◆ What the task requires ◆
In this exercise, return the whole listing exactly, excluding any images.

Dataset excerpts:
++++++++++++++++++++

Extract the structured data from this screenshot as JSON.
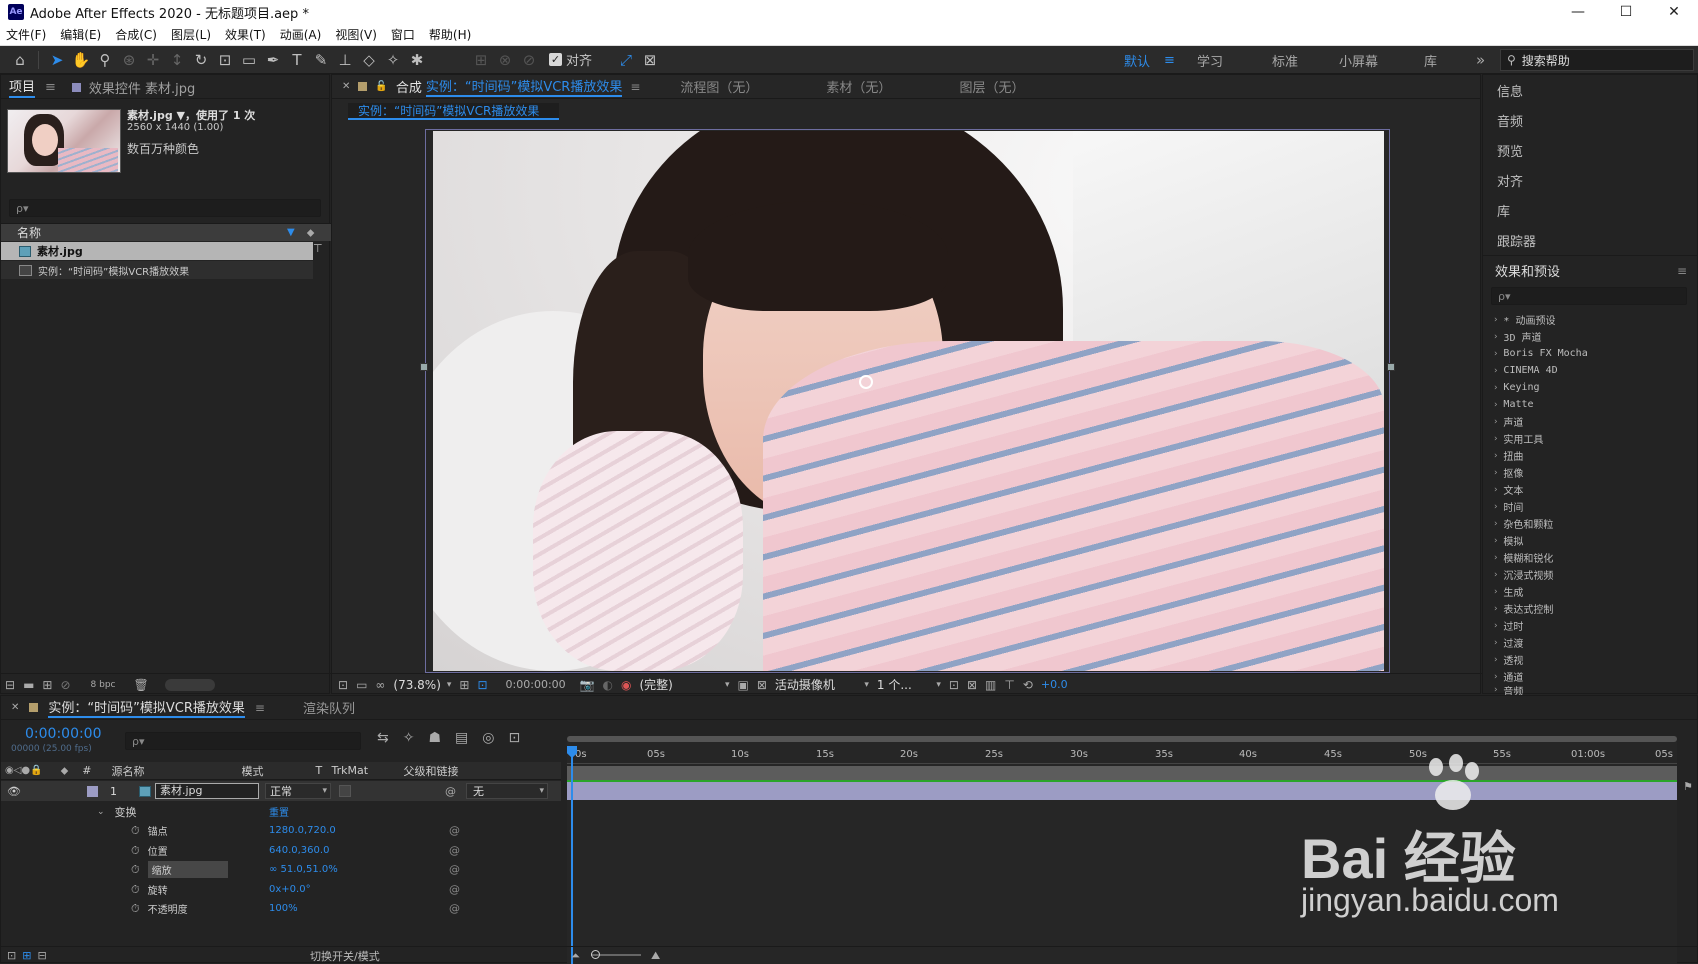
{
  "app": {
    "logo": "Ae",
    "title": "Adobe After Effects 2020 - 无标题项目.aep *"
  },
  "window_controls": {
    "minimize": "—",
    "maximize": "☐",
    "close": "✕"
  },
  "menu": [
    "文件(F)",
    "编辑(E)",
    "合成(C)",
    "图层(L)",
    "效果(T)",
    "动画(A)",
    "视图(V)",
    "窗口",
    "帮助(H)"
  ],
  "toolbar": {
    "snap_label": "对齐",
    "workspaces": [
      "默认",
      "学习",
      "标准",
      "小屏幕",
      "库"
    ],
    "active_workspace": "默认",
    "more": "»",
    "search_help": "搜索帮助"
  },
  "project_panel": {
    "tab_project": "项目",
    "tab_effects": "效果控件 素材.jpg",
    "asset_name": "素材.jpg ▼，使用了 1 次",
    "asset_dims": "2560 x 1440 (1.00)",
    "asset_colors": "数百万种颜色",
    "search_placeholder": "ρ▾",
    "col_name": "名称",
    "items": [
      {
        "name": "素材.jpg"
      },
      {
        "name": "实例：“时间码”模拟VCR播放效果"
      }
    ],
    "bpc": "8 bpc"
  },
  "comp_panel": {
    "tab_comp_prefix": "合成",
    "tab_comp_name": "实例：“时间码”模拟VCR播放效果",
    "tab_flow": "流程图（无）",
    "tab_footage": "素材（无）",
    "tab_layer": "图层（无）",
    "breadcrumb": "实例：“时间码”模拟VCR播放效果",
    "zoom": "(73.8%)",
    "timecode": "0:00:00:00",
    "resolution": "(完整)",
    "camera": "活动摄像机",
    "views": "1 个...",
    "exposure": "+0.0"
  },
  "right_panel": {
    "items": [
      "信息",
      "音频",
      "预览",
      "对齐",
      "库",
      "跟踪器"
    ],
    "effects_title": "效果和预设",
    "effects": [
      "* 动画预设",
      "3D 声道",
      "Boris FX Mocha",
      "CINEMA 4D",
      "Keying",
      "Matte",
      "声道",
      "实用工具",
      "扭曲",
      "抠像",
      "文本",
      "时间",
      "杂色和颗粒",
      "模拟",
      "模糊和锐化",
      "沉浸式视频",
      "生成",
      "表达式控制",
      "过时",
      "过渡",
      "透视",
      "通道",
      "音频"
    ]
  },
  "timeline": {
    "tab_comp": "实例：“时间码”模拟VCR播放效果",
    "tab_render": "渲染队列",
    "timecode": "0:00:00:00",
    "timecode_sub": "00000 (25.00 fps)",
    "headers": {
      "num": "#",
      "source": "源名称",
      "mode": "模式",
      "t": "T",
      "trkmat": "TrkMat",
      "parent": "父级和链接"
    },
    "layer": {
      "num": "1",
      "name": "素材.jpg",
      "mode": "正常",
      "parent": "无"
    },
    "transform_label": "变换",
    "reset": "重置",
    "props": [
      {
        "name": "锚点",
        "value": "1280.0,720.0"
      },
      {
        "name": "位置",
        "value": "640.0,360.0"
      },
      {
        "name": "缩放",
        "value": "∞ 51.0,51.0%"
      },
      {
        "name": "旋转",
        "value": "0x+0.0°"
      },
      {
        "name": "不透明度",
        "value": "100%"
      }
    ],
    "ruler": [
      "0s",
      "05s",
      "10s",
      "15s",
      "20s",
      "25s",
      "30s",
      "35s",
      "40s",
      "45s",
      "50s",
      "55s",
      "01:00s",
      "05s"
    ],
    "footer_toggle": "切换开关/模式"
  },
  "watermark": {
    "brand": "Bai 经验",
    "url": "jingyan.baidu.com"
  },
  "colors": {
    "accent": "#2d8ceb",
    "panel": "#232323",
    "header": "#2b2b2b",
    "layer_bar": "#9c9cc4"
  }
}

++++++++++++++++++++

◆ Answer for this exercise ◆
Extract the structured data from this screenshot as JSON.
{
  "app": {
    "logo": "Ae",
    "title": "Adobe After Effects 2020 - 无标题项目.aep *"
  },
  "window_controls": {
    "minimize": "—",
    "maximize": "☐",
    "close": "✕"
  },
  "menu": [
    "文件(F)",
    "编辑(E)",
    "合成(C)",
    "图层(L)",
    "效果(T)",
    "动画(A)",
    "视图(V)",
    "窗口",
    "帮助(H)"
  ],
  "toolbar": {
    "snap_label": "对齐",
    "workspaces": [
      "默认",
      "学习",
      "标准",
      "小屏幕",
      "库"
    ],
    "active_workspace": "默认",
    "more": "»",
    "search_help": "搜索帮助"
  },
  "project_panel": {
    "tab_project": "项目",
    "tab_effects": "效果控件 素材.jpg",
    "asset_name": "素材.jpg ▼，使用了 1 次",
    "asset_dims": "2560 x 1440 (1.00)",
    "asset_colors": "数百万种颜色",
    "search_placeholder": "ρ▾",
    "col_name": "名称",
    "items": [
      {
        "name": "素材.jpg"
      },
      {
        "name": "实例：“时间码”模拟VCR播放效果"
      }
    ],
    "bpc": "8 bpc"
  },
  "comp_panel": {
    "tab_comp_prefix": "合成",
    "tab_comp_name": "实例：“时间码”模拟VCR播放效果",
    "tab_flow": "流程图（无）",
    "tab_footage": "素材（无）",
    "tab_layer": "图层（无）",
    "breadcrumb": "实例：“时间码”模拟VCR播放效果",
    "zoom": "(73.8%)",
    "timecode": "0:00:00:00",
    "resolution": "(完整)",
    "camera": "活动摄像机",
    "views": "1 个...",
    "exposure": "+0.0"
  },
  "right_panel": {
    "items": [
      "信息",
      "音频",
      "预览",
      "对齐",
      "库",
      "跟踪器"
    ],
    "effects_title": "效果和预设",
    "effects": [
      "* 动画预设",
      "3D 声道",
      "Boris FX Mocha",
      "CINEMA 4D",
      "Keying",
      "Matte",
      "声道",
      "实用工具",
      "扭曲",
      "抠像",
      "文本",
      "时间",
      "杂色和颗粒",
      "模拟",
      "模糊和锐化",
      "沉浸式视频",
      "生成",
      "表达式控制",
      "过时",
      "过渡",
      "透视",
      "通道",
      "音频"
    ]
  },
  "timeline": {
    "tab_comp": "实例：“时间码”模拟VCR播放效果",
    "tab_render": "渲染队列",
    "timecode": "0:00:00:00",
    "timecode_sub": "00000 (25.00 fps)",
    "headers": {
      "num": "#",
      "source": "源名称",
      "mode": "模式",
      "t": "T",
      "trkmat": "TrkMat",
      "parent": "父级和链接"
    },
    "layer": {
      "num": "1",
      "name": "素材.jpg",
      "mode": "正常",
      "parent": "无"
    },
    "transform_label": "变换",
    "reset": "重置",
    "props": [
      {
        "name": "锚点",
        "value": "1280.0,720.0"
      },
      {
        "name": "位置",
        "value": "640.0,360.0"
      },
      {
        "name": "缩放",
        "value": "∞ 51.0,51.0%"
      },
      {
        "name": "旋转",
        "value": "0x+0.0°"
      },
      {
        "name": "不透明度",
        "value": "100%"
      }
    ],
    "ruler": [
      "0s",
      "05s",
      "10s",
      "15s",
      "20s",
      "25s",
      "30s",
      "35s",
      "40s",
      "45s",
      "50s",
      "55s",
      "01:00s",
      "05s"
    ],
    "footer_toggle": "切换开关/模式"
  },
  "watermark": {
    "brand": "Bai 经验",
    "url": "jingyan.baidu.com"
  },
  "colors": {
    "accent": "#2d8ceb",
    "panel": "#232323",
    "header": "#2b2b2b",
    "layer_bar": "#9c9cc4"
  }
}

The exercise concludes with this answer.